PROBLEM TO SOLVE
Your task is to transcribe the data in full.

PROVIDED MATERIAL
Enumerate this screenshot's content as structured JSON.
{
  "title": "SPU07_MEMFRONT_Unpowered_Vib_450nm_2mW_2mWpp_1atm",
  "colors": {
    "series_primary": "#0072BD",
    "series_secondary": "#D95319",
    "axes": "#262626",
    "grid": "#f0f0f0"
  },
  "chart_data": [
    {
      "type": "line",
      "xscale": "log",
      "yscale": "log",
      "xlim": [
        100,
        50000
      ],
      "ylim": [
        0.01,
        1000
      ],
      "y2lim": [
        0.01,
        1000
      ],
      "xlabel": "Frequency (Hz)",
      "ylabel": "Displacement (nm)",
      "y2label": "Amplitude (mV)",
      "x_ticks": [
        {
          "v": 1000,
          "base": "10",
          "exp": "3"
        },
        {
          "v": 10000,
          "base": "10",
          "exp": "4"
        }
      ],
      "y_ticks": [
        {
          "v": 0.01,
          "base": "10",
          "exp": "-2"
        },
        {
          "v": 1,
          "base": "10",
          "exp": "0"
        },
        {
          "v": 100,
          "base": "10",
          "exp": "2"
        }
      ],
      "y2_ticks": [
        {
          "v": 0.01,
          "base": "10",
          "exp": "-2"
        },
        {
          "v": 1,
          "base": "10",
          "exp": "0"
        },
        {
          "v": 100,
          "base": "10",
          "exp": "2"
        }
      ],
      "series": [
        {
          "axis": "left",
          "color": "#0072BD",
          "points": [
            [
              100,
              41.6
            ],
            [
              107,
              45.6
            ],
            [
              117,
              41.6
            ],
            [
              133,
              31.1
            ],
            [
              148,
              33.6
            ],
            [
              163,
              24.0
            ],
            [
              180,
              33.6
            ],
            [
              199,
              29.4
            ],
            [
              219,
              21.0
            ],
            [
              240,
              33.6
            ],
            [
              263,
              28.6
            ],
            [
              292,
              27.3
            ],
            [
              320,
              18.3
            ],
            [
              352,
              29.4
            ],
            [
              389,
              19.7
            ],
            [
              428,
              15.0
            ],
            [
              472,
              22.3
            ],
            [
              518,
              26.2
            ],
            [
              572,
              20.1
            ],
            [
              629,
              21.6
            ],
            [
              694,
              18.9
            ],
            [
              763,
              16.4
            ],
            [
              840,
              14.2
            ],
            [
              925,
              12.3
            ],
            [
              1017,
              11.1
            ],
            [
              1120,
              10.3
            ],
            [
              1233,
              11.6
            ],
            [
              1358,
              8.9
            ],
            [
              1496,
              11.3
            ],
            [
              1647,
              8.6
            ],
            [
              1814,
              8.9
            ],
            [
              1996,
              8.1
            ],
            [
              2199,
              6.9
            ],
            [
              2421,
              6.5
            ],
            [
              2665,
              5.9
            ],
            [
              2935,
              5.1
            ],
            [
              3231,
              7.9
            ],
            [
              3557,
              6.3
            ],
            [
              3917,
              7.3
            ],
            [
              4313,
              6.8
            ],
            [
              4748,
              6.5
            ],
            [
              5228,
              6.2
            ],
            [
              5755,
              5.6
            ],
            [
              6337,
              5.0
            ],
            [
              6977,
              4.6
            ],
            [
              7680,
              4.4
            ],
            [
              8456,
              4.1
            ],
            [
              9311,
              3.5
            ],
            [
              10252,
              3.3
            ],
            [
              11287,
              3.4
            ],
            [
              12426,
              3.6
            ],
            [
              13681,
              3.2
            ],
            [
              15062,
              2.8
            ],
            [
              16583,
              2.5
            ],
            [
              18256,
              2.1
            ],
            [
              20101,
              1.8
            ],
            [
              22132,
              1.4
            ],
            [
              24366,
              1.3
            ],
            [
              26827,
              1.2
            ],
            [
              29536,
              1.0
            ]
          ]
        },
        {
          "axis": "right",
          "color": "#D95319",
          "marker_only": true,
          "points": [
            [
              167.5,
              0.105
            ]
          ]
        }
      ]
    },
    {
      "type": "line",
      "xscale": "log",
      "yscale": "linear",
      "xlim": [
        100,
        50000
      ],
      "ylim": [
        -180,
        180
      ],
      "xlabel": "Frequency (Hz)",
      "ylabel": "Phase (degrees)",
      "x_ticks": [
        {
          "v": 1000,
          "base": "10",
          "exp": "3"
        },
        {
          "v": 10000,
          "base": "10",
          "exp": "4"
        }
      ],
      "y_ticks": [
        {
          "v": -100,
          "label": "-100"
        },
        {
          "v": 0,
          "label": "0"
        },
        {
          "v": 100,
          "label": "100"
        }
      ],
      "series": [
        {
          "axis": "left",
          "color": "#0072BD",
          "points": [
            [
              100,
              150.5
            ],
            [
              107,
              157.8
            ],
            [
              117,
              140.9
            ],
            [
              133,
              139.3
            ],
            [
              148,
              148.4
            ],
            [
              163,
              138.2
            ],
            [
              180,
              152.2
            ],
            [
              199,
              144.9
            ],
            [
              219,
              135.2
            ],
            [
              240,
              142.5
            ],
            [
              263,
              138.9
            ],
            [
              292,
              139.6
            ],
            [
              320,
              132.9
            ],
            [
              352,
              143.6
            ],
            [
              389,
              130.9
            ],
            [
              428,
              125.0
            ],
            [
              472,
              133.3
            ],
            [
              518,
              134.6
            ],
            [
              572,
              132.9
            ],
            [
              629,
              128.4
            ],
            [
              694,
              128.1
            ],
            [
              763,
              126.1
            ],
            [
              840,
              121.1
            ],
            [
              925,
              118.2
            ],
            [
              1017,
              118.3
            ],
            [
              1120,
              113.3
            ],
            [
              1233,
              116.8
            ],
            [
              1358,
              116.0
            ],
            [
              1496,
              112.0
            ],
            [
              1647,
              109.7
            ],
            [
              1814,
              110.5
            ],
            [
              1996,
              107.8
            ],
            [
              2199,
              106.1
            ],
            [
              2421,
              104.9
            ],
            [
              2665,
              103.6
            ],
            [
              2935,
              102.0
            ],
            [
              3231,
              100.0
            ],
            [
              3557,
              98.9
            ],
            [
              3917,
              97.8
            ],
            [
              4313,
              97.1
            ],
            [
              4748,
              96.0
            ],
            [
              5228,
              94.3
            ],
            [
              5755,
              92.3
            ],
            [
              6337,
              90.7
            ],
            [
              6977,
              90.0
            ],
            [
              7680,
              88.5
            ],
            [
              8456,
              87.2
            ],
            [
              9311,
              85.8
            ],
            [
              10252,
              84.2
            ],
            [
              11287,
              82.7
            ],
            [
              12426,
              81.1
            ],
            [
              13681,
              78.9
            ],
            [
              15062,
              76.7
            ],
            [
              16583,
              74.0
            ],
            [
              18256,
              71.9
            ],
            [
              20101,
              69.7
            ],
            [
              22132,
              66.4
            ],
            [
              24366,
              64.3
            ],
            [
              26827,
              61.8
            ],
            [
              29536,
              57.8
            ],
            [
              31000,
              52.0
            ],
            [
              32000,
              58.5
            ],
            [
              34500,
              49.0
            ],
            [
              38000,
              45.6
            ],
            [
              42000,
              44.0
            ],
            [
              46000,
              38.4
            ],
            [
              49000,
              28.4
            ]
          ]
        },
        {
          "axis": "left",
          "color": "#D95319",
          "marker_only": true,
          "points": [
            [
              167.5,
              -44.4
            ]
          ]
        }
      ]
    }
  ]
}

FINISHED TASK
Enumerate this screenshot's content as structured JSON.
{
  "title": "SPU07_MEMFRONT_Unpowered_Vib_450nm_2mW_2mWpp_1atm",
  "colors": {
    "series_primary": "#0072BD",
    "series_secondary": "#D95319",
    "axes": "#262626",
    "grid": "#f0f0f0"
  },
  "chart_data": [
    {
      "type": "line",
      "xscale": "log",
      "yscale": "log",
      "xlim": [
        100,
        50000
      ],
      "ylim": [
        0.01,
        1000
      ],
      "y2lim": [
        0.01,
        1000
      ],
      "xlabel": "Frequency (Hz)",
      "ylabel": "Displacement (nm)",
      "y2label": "Amplitude (mV)",
      "x_ticks": [
        {
          "v": 1000,
          "base": "10",
          "exp": "3"
        },
        {
          "v": 10000,
          "base": "10",
          "exp": "4"
        }
      ],
      "y_ticks": [
        {
          "v": 0.01,
          "base": "10",
          "exp": "-2"
        },
        {
          "v": 1,
          "base": "10",
          "exp": "0"
        },
        {
          "v": 100,
          "base": "10",
          "exp": "2"
        }
      ],
      "y2_ticks": [
        {
          "v": 0.01,
          "base": "10",
          "exp": "-2"
        },
        {
          "v": 1,
          "base": "10",
          "exp": "0"
        },
        {
          "v": 100,
          "base": "10",
          "exp": "2"
        }
      ],
      "series": [
        {
          "axis": "left",
          "color": "#0072BD",
          "points": [
            [
              100,
              41.6
            ],
            [
              107,
              45.6
            ],
            [
              117,
              41.6
            ],
            [
              133,
              31.1
            ],
            [
              148,
              33.6
            ],
            [
              163,
              24.0
            ],
            [
              180,
              33.6
            ],
            [
              199,
              29.4
            ],
            [
              219,
              21.0
            ],
            [
              240,
              33.6
            ],
            [
              263,
              28.6
            ],
            [
              292,
              27.3
            ],
            [
              320,
              18.3
            ],
            [
              352,
              29.4
            ],
            [
              389,
              19.7
            ],
            [
              428,
              15.0
            ],
            [
              472,
              22.3
            ],
            [
              518,
              26.2
            ],
            [
              572,
              20.1
            ],
            [
              629,
              21.6
            ],
            [
              694,
              18.9
            ],
            [
              763,
              16.4
            ],
            [
              840,
              14.2
            ],
            [
              925,
              12.3
            ],
            [
              1017,
              11.1
            ],
            [
              1120,
              10.3
            ],
            [
              1233,
              11.6
            ],
            [
              1358,
              8.9
            ],
            [
              1496,
              11.3
            ],
            [
              1647,
              8.6
            ],
            [
              1814,
              8.9
            ],
            [
              1996,
              8.1
            ],
            [
              2199,
              6.9
            ],
            [
              2421,
              6.5
            ],
            [
              2665,
              5.9
            ],
            [
              2935,
              5.1
            ],
            [
              3231,
              7.9
            ],
            [
              3557,
              6.3
            ],
            [
              3917,
              7.3
            ],
            [
              4313,
              6.8
            ],
            [
              4748,
              6.5
            ],
            [
              5228,
              6.2
            ],
            [
              5755,
              5.6
            ],
            [
              6337,
              5.0
            ],
            [
              6977,
              4.6
            ],
            [
              7680,
              4.4
            ],
            [
              8456,
              4.1
            ],
            [
              9311,
              3.5
            ],
            [
              10252,
              3.3
            ],
            [
              11287,
              3.4
            ],
            [
              12426,
              3.6
            ],
            [
              13681,
              3.2
            ],
            [
              15062,
              2.8
            ],
            [
              16583,
              2.5
            ],
            [
              18256,
              2.1
            ],
            [
              20101,
              1.8
            ],
            [
              22132,
              1.4
            ],
            [
              24366,
              1.3
            ],
            [
              26827,
              1.2
            ],
            [
              29536,
              1.0
            ]
          ]
        },
        {
          "axis": "right",
          "color": "#D95319",
          "marker_only": true,
          "points": [
            [
              167.5,
              0.105
            ]
          ]
        }
      ]
    },
    {
      "type": "line",
      "xscale": "log",
      "yscale": "linear",
      "xlim": [
        100,
        50000
      ],
      "ylim": [
        -180,
        180
      ],
      "xlabel": "Frequency (Hz)",
      "ylabel": "Phase (degrees)",
      "x_ticks": [
        {
          "v": 1000,
          "base": "10",
          "exp": "3"
        },
        {
          "v": 10000,
          "base": "10",
          "exp": "4"
        }
      ],
      "y_ticks": [
        {
          "v": -100,
          "label": "-100"
        },
        {
          "v": 0,
          "label": "0"
        },
        {
          "v": 100,
          "label": "100"
        }
      ],
      "series": [
        {
          "axis": "left",
          "color": "#0072BD",
          "points": [
            [
              100,
              150.5
            ],
            [
              107,
              157.8
            ],
            [
              117,
              140.9
            ],
            [
              133,
              139.3
            ],
            [
              148,
              148.4
            ],
            [
              163,
              138.2
            ],
            [
              180,
              152.2
            ],
            [
              199,
              144.9
            ],
            [
              219,
              135.2
            ],
            [
              240,
              142.5
            ],
            [
              263,
              138.9
            ],
            [
              292,
              139.6
            ],
            [
              320,
              132.9
            ],
            [
              352,
              143.6
            ],
            [
              389,
              130.9
            ],
            [
              428,
              125.0
            ],
            [
              472,
              133.3
            ],
            [
              518,
              134.6
            ],
            [
              572,
              132.9
            ],
            [
              629,
              128.4
            ],
            [
              694,
              128.1
            ],
            [
              763,
              126.1
            ],
            [
              840,
              121.1
            ],
            [
              925,
              118.2
            ],
            [
              1017,
              118.3
            ],
            [
              1120,
              113.3
            ],
            [
              1233,
              116.8
            ],
            [
              1358,
              116.0
            ],
            [
              1496,
              112.0
            ],
            [
              1647,
              109.7
            ],
            [
              1814,
              110.5
            ],
            [
              1996,
              107.8
            ],
            [
              2199,
              106.1
            ],
            [
              2421,
              104.9
            ],
            [
              2665,
              103.6
            ],
            [
              2935,
              102.0
            ],
            [
              3231,
              100.0
            ],
            [
              3557,
              98.9
            ],
            [
              3917,
              97.8
            ],
            [
              4313,
              97.1
            ],
            [
              4748,
              96.0
            ],
            [
              5228,
              94.3
            ],
            [
              5755,
              92.3
            ],
            [
              6337,
              90.7
            ],
            [
              6977,
              90.0
            ],
            [
              7680,
              88.5
            ],
            [
              8456,
              87.2
            ],
            [
              9311,
              85.8
            ],
            [
              10252,
              84.2
            ],
            [
              11287,
              82.7
            ],
            [
              12426,
              81.1
            ],
            [
              13681,
              78.9
            ],
            [
              15062,
              76.7
            ],
            [
              16583,
              74.0
            ],
            [
              18256,
              71.9
            ],
            [
              20101,
              69.7
            ],
            [
              22132,
              66.4
            ],
            [
              24366,
              64.3
            ],
            [
              26827,
              61.8
            ],
            [
              29536,
              57.8
            ],
            [
              31000,
              52.0
            ],
            [
              32000,
              58.5
            ],
            [
              34500,
              49.0
            ],
            [
              38000,
              45.6
            ],
            [
              42000,
              44.0
            ],
            [
              46000,
              38.4
            ],
            [
              49000,
              28.4
            ]
          ]
        },
        {
          "axis": "left",
          "color": "#D95319",
          "marker_only": true,
          "points": [
            [
              167.5,
              -44.4
            ]
          ]
        }
      ]
    }
  ]
}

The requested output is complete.